> **Records for this task**:

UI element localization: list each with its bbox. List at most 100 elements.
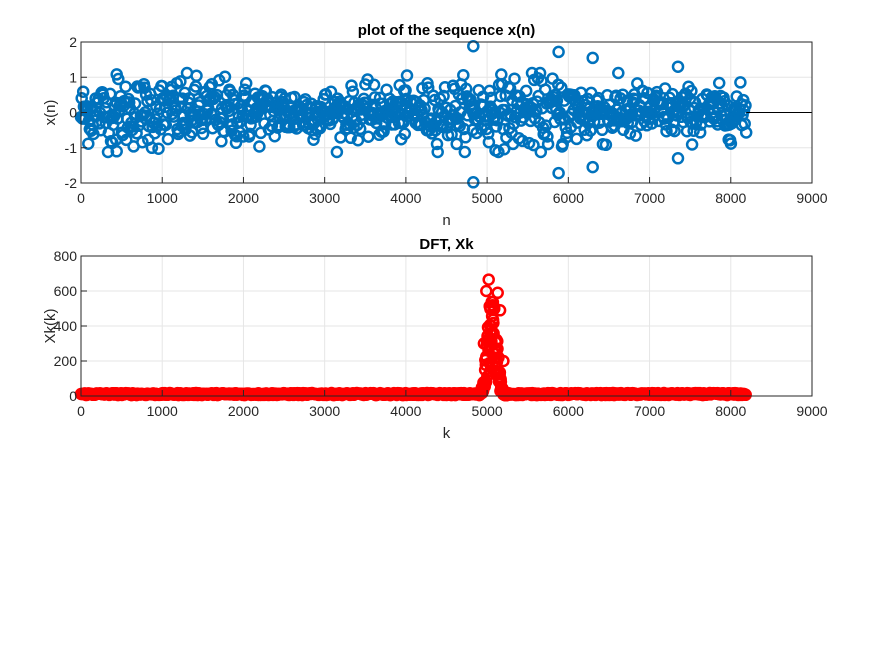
data-point bbox=[467, 176, 480, 189]
data-point bbox=[367, 78, 381, 92]
data-point bbox=[671, 60, 685, 73]
data-point bbox=[253, 140, 266, 153]
y-tick-label: 600 bbox=[54, 283, 78, 299]
data-point bbox=[457, 68, 470, 82]
data-point bbox=[501, 388, 514, 402]
data-point bbox=[430, 137, 444, 151]
data-point bbox=[587, 115, 601, 128]
data-point bbox=[122, 96, 136, 109]
x-tick-label: 7000 bbox=[634, 190, 665, 206]
x-tick-label: 9000 bbox=[796, 190, 827, 206]
data-series-markers bbox=[74, 39, 753, 189]
data-point bbox=[467, 39, 480, 53]
data-point bbox=[739, 99, 752, 112]
data-point bbox=[450, 137, 463, 151]
x-tick-label: 8000 bbox=[715, 190, 746, 206]
data-point bbox=[491, 112, 504, 126]
data-point bbox=[599, 138, 613, 152]
data-point bbox=[668, 124, 681, 138]
data-point bbox=[538, 83, 552, 96]
data-point bbox=[685, 84, 698, 98]
y-tick-label: 200 bbox=[54, 353, 78, 369]
data-point bbox=[656, 97, 670, 111]
x-axis-label: k bbox=[443, 425, 451, 442]
x-tick-label: 1000 bbox=[147, 190, 178, 206]
data-point bbox=[458, 145, 472, 159]
data-point bbox=[345, 79, 358, 92]
chart-2: 0 1000 2000 3000 4000 5000 6000 7000 8000 9000 0 20… bbox=[42, 236, 828, 442]
data-point bbox=[491, 286, 504, 300]
data-point bbox=[445, 128, 458, 141]
data-point bbox=[82, 137, 95, 150]
y-axis-label: Xk(k) bbox=[42, 309, 59, 344]
data-point bbox=[491, 342, 504, 356]
data-point bbox=[398, 127, 412, 141]
data-point bbox=[532, 89, 545, 103]
data-point bbox=[671, 152, 685, 165]
data-point bbox=[145, 141, 159, 155]
data-point bbox=[606, 121, 619, 134]
data-point bbox=[330, 145, 344, 159]
data-point bbox=[734, 76, 747, 89]
data-series-markers bbox=[74, 273, 752, 402]
x-tick-label: 0 bbox=[77, 190, 85, 206]
data-point bbox=[283, 120, 296, 134]
x-tick-label: 6000 bbox=[553, 403, 584, 419]
x-tick-label: 8000 bbox=[715, 403, 746, 419]
data-point bbox=[516, 134, 529, 148]
data-point bbox=[629, 129, 643, 142]
data-point bbox=[208, 90, 222, 104]
data-point bbox=[645, 117, 659, 130]
data-point bbox=[110, 145, 123, 158]
data-point bbox=[527, 138, 540, 152]
data-point bbox=[238, 83, 251, 97]
data-point bbox=[76, 85, 90, 98]
data-point bbox=[482, 135, 496, 149]
data-point bbox=[491, 335, 504, 348]
data-point bbox=[110, 68, 123, 81]
data-point bbox=[534, 145, 548, 159]
data-point bbox=[400, 69, 414, 82]
data-point bbox=[586, 51, 599, 65]
data-point bbox=[724, 137, 738, 150]
data-point bbox=[541, 137, 555, 151]
data-point bbox=[136, 135, 149, 149]
data-point bbox=[218, 70, 232, 84]
x-tick-label: 2000 bbox=[228, 403, 259, 419]
data-point bbox=[533, 66, 547, 80]
data-point bbox=[488, 302, 501, 316]
data-point bbox=[508, 72, 521, 85]
data-point bbox=[128, 97, 142, 110]
x-tick-label: 3000 bbox=[309, 190, 340, 206]
data-point bbox=[216, 112, 230, 125]
data-point bbox=[290, 122, 303, 135]
data-point bbox=[351, 133, 365, 147]
data-point bbox=[550, 94, 564, 107]
data-point bbox=[483, 84, 496, 98]
data-point bbox=[489, 120, 503, 133]
y-tick-label: -2 bbox=[65, 175, 78, 191]
data-point bbox=[552, 166, 565, 180]
data-point bbox=[174, 75, 187, 88]
chart-1: 0 1000 2000 3000 4000 5000 6000 7000 8000 9000 -2 -… bbox=[42, 22, 828, 229]
chart-title: plot of the sequence x(n) bbox=[358, 22, 536, 39]
data-point bbox=[366, 98, 379, 112]
x-tick-label: 6000 bbox=[553, 190, 584, 206]
x-tick-label: 3000 bbox=[309, 403, 340, 419]
data-point bbox=[570, 132, 583, 146]
chart-title: DFT, Xk bbox=[419, 236, 474, 253]
x-tick-label: 9000 bbox=[796, 403, 827, 419]
data-point bbox=[459, 82, 473, 96]
x-tick-label: 4000 bbox=[390, 403, 421, 419]
data-point bbox=[119, 80, 132, 93]
data-point bbox=[497, 354, 510, 368]
data-point bbox=[612, 66, 625, 80]
data-point bbox=[152, 142, 165, 155]
data-point bbox=[480, 284, 493, 298]
data-point bbox=[712, 76, 726, 90]
data-point bbox=[130, 126, 143, 140]
y-tick-label: 1 bbox=[69, 69, 77, 85]
data-point bbox=[552, 78, 565, 91]
x-tick-label: 4000 bbox=[390, 190, 421, 206]
data-point bbox=[541, 130, 554, 143]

> **Stated task**: Repeat every line of the items above verbatim, without the pictures.

> **The response**:
UI element localization: list each with its bbox. List at most 100 elements.
data-point bbox=[467, 176, 480, 189]
data-point bbox=[367, 78, 381, 92]
data-point bbox=[671, 60, 685, 73]
data-point bbox=[253, 140, 266, 153]
y-tick-label: 600 bbox=[54, 283, 78, 299]
data-point bbox=[457, 68, 470, 82]
data-point bbox=[501, 388, 514, 402]
data-point bbox=[430, 137, 444, 151]
data-point bbox=[587, 115, 601, 128]
data-point bbox=[122, 96, 136, 109]
x-tick-label: 7000 bbox=[634, 190, 665, 206]
x-tick-label: 9000 bbox=[796, 190, 827, 206]
data-series-markers bbox=[74, 39, 753, 189]
data-point bbox=[467, 39, 480, 53]
data-point bbox=[739, 99, 752, 112]
data-point bbox=[450, 137, 463, 151]
x-tick-label: 8000 bbox=[715, 190, 746, 206]
data-point bbox=[491, 112, 504, 126]
data-point bbox=[599, 138, 613, 152]
data-point bbox=[668, 124, 681, 138]
data-point bbox=[538, 83, 552, 96]
data-point bbox=[685, 84, 698, 98]
y-tick-label: 200 bbox=[54, 353, 78, 369]
data-point bbox=[656, 97, 670, 111]
x-axis-label: k bbox=[443, 425, 451, 442]
x-tick-label: 1000 bbox=[147, 190, 178, 206]
data-point bbox=[458, 145, 472, 159]
data-point bbox=[345, 79, 358, 92]
chart-2: 0 1000 2000 3000 4000 5000 6000 7000 8000 9000 0 20… bbox=[42, 236, 828, 442]
data-point bbox=[491, 286, 504, 300]
data-point bbox=[445, 128, 458, 141]
data-point bbox=[82, 137, 95, 150]
y-axis-label: Xk(k) bbox=[42, 309, 59, 344]
data-point bbox=[491, 342, 504, 356]
data-point bbox=[398, 127, 412, 141]
data-point bbox=[532, 89, 545, 103]
data-point bbox=[671, 152, 685, 165]
data-point bbox=[145, 141, 159, 155]
data-point bbox=[606, 121, 619, 134]
data-point bbox=[330, 145, 344, 159]
data-point bbox=[734, 76, 747, 89]
data-series-markers bbox=[74, 273, 752, 402]
x-tick-label: 0 bbox=[77, 190, 85, 206]
data-point bbox=[283, 120, 296, 134]
x-tick-label: 6000 bbox=[553, 403, 584, 419]
x-tick-label: 8000 bbox=[715, 403, 746, 419]
data-point bbox=[516, 134, 529, 148]
data-point bbox=[629, 129, 643, 142]
data-point bbox=[208, 90, 222, 104]
data-point bbox=[645, 117, 659, 130]
data-point bbox=[110, 145, 123, 158]
data-point bbox=[527, 138, 540, 152]
data-point bbox=[238, 83, 251, 97]
data-point bbox=[76, 85, 90, 98]
data-point bbox=[482, 135, 496, 149]
data-point bbox=[491, 335, 504, 348]
data-point bbox=[110, 68, 123, 81]
data-point bbox=[534, 145, 548, 159]
data-point bbox=[400, 69, 414, 82]
data-point bbox=[586, 51, 599, 65]
data-point bbox=[724, 137, 738, 150]
data-point bbox=[541, 137, 555, 151]
data-point bbox=[136, 135, 149, 149]
data-point bbox=[218, 70, 232, 84]
x-tick-label: 2000 bbox=[228, 403, 259, 419]
data-point bbox=[533, 66, 547, 80]
data-point bbox=[488, 302, 501, 316]
data-point bbox=[508, 72, 521, 85]
data-point bbox=[128, 97, 142, 110]
x-tick-label: 3000 bbox=[309, 190, 340, 206]
data-point bbox=[216, 112, 230, 125]
data-point bbox=[290, 122, 303, 135]
data-point bbox=[351, 133, 365, 147]
data-point bbox=[550, 94, 564, 107]
data-point bbox=[483, 84, 496, 98]
data-point bbox=[489, 120, 503, 133]
y-tick-label: -2 bbox=[65, 175, 78, 191]
data-point bbox=[552, 166, 565, 180]
data-point bbox=[174, 75, 187, 88]
chart-1: 0 1000 2000 3000 4000 5000 6000 7000 8000 9000 -2 -… bbox=[42, 22, 828, 229]
chart-title: plot of the sequence x(n) bbox=[358, 22, 536, 39]
data-point bbox=[366, 98, 379, 112]
x-tick-label: 6000 bbox=[553, 190, 584, 206]
x-tick-label: 3000 bbox=[309, 403, 340, 419]
data-point bbox=[570, 132, 583, 146]
chart-title: DFT, Xk bbox=[419, 236, 474, 253]
x-tick-label: 9000 bbox=[796, 403, 827, 419]
data-point bbox=[459, 82, 473, 96]
x-tick-label: 4000 bbox=[390, 403, 421, 419]
data-point bbox=[119, 80, 132, 93]
data-point bbox=[497, 354, 510, 368]
data-point bbox=[612, 66, 625, 80]
data-point bbox=[152, 142, 165, 155]
data-point bbox=[480, 284, 493, 298]
data-point bbox=[712, 76, 726, 90]
data-point bbox=[130, 126, 143, 140]
y-tick-label: 1 bbox=[69, 69, 77, 85]
data-point bbox=[552, 78, 565, 91]
x-tick-label: 4000 bbox=[390, 190, 421, 206]
data-point bbox=[541, 130, 554, 143]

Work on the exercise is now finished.